Task directions: Could you copy every line from the material below in which "type" appears?

*** Data excerpts

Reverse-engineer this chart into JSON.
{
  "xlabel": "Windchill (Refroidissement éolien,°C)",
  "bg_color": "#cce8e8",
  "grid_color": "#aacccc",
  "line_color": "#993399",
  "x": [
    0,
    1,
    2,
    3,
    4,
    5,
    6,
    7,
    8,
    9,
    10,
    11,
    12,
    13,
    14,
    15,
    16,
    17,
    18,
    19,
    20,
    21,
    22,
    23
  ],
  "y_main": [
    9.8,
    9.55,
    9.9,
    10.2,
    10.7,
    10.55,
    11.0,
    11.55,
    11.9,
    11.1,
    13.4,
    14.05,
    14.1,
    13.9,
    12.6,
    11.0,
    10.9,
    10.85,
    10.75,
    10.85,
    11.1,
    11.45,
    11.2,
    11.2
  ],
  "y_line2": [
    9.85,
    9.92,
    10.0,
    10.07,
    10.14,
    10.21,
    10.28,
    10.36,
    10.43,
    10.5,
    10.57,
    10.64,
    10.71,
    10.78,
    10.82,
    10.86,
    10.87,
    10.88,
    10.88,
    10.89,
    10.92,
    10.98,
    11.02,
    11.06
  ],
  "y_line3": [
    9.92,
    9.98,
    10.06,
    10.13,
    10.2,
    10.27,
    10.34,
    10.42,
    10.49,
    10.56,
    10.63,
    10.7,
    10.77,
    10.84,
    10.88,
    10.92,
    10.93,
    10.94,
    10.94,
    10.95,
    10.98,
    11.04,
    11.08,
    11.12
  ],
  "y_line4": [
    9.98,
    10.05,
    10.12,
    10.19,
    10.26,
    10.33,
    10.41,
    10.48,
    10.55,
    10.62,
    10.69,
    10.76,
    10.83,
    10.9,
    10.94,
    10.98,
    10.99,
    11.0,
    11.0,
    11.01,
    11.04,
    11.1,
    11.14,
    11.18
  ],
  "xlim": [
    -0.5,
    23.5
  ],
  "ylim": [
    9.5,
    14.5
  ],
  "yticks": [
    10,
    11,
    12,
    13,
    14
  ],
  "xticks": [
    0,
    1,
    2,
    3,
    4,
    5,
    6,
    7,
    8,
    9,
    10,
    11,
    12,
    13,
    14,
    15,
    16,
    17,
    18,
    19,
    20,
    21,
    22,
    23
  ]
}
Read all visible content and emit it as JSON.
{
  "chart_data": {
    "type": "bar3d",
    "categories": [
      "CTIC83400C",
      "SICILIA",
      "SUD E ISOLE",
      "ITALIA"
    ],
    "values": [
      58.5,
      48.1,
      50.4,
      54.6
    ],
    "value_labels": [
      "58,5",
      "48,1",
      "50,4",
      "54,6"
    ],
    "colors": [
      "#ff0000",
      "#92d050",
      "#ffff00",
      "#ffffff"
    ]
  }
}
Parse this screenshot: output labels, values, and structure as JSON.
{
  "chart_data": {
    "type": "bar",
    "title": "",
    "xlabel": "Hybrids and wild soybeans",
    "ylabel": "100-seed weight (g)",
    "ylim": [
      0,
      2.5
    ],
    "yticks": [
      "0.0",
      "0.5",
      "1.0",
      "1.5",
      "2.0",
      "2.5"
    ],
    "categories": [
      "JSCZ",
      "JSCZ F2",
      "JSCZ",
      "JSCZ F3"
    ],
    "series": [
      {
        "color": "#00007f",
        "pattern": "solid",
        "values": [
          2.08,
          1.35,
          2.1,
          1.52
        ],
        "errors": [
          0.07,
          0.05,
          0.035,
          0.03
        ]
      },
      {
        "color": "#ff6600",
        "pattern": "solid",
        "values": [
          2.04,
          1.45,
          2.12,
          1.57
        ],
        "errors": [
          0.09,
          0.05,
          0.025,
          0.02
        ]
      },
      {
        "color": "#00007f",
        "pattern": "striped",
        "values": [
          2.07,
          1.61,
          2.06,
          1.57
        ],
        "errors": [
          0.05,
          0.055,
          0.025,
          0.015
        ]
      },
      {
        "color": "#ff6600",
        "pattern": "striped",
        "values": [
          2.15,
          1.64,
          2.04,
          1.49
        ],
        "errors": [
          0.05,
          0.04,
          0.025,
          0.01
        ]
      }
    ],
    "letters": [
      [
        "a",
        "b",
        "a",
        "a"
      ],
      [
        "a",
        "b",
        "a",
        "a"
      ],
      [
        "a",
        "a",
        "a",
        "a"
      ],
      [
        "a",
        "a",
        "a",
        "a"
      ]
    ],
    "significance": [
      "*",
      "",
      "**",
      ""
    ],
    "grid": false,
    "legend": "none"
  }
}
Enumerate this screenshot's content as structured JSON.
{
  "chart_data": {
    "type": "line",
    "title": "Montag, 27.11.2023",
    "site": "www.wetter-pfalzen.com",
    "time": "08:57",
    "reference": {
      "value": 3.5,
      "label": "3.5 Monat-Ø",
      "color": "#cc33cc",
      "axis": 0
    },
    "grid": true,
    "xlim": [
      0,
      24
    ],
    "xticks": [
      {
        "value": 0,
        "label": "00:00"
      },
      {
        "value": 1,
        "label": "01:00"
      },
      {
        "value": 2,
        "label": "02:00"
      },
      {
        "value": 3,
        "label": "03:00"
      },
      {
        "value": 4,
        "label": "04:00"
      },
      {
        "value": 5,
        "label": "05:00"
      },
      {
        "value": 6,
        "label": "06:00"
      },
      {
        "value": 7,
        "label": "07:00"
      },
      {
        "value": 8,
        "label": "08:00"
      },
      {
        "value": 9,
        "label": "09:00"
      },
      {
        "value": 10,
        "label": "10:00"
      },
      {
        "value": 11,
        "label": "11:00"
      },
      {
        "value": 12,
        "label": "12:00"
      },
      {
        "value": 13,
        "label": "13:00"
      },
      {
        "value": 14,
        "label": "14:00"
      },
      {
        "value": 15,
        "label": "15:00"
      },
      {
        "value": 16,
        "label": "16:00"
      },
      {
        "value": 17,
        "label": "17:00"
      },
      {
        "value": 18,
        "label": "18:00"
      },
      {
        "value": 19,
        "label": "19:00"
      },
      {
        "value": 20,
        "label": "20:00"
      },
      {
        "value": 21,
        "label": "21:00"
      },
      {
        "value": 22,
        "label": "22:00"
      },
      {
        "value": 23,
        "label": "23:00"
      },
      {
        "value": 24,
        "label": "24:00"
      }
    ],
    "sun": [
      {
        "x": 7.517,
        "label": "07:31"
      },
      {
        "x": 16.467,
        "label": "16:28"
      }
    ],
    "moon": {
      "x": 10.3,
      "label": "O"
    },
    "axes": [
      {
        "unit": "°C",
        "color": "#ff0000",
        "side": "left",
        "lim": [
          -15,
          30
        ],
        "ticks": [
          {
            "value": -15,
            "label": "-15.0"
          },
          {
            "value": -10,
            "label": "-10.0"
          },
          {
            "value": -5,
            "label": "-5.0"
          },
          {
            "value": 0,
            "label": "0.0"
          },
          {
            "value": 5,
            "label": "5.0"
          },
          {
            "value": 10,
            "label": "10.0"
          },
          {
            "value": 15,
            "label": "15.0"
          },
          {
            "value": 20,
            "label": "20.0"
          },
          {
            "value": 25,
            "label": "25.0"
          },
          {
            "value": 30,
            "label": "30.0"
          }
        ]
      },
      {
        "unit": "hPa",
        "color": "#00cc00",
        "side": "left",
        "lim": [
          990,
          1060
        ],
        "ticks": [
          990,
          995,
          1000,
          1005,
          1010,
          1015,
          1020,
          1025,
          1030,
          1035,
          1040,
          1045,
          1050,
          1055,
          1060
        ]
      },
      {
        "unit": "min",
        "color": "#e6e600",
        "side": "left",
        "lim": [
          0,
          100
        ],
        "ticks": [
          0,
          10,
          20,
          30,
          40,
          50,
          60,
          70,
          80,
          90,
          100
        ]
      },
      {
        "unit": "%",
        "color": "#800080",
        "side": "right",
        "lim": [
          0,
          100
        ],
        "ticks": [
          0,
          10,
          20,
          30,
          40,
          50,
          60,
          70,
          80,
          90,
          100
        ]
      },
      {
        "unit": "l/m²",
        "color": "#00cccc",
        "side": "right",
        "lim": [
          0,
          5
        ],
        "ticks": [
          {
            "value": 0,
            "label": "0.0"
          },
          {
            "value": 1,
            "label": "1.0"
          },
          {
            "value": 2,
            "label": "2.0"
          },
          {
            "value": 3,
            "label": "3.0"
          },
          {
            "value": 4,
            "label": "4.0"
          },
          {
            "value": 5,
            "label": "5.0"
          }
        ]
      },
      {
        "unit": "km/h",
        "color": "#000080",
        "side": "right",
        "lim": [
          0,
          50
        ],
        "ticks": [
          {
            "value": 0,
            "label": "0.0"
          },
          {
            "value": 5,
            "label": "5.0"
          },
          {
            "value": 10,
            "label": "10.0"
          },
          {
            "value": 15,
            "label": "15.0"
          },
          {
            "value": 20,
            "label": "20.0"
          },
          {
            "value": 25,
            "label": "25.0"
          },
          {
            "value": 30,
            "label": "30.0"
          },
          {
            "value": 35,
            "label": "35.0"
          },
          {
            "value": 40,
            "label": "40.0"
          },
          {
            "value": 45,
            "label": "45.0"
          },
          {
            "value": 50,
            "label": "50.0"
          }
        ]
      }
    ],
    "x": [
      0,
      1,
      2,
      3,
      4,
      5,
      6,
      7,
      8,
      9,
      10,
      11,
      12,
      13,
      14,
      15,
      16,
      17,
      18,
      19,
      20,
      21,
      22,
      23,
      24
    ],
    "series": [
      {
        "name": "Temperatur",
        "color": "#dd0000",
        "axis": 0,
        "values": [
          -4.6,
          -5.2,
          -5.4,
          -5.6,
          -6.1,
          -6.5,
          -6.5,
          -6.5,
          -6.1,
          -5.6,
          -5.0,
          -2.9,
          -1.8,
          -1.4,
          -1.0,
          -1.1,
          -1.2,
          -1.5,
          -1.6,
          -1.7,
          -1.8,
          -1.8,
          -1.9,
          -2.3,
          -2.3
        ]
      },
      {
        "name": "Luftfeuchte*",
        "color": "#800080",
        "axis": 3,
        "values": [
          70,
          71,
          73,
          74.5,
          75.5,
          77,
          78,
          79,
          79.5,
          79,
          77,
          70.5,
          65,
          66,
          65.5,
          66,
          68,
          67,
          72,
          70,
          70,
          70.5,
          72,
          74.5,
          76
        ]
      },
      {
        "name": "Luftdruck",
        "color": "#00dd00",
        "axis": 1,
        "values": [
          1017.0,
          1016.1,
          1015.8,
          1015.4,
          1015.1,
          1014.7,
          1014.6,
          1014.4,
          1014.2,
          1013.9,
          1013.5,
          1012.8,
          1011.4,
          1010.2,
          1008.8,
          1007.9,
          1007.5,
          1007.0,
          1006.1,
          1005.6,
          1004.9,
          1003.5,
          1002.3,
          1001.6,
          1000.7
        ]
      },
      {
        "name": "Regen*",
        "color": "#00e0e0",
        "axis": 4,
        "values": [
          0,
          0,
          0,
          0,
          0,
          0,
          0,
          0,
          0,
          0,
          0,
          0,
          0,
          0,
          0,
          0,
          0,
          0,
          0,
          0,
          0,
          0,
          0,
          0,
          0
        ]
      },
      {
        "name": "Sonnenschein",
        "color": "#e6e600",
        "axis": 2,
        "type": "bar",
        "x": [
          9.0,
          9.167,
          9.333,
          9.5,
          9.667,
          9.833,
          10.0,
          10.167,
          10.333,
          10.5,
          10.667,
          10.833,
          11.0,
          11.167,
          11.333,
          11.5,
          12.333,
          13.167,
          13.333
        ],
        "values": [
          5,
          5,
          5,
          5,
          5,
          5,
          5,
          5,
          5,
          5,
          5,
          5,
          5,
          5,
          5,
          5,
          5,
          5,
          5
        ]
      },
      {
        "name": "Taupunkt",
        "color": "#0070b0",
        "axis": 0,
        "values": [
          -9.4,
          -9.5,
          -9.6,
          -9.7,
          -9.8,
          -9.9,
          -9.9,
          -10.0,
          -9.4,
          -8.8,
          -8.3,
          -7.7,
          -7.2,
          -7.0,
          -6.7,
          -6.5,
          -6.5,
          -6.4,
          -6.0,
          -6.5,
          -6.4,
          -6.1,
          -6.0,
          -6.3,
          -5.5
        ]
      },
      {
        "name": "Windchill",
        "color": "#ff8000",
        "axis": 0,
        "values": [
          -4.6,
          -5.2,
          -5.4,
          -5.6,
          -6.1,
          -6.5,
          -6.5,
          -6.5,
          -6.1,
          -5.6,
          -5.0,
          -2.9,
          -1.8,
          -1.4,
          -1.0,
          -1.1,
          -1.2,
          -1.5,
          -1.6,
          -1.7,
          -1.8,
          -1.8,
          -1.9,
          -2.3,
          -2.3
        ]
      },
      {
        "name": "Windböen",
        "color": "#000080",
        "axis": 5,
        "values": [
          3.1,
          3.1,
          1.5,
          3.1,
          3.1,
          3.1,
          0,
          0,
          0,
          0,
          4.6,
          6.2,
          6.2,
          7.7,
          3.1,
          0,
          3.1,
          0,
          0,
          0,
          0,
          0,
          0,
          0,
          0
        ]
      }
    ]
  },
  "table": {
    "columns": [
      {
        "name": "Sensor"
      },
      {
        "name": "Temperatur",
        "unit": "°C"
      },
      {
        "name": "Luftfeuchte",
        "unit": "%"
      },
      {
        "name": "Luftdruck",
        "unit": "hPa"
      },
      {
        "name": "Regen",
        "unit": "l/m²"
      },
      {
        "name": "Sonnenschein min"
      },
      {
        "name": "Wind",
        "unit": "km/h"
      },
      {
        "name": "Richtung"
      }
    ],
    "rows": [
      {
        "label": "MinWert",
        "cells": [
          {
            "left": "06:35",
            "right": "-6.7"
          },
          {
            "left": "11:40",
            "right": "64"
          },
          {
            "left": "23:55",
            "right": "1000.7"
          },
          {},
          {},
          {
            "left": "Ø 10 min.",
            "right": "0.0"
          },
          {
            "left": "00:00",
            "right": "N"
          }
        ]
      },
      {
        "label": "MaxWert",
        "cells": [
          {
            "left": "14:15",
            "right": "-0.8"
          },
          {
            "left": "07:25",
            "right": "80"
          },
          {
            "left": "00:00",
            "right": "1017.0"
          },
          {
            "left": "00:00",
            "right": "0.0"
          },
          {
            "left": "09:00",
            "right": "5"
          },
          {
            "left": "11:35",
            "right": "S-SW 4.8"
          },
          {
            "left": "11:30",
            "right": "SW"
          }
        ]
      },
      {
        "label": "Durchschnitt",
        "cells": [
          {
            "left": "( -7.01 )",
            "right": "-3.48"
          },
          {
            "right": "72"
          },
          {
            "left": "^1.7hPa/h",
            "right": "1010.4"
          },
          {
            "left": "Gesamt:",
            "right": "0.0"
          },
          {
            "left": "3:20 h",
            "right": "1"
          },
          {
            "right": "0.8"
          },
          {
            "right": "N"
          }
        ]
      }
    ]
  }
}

******

Problem solution:
    "type": "bar3d",
    "type": "bar",
    "type": "line",
        "type": "bar",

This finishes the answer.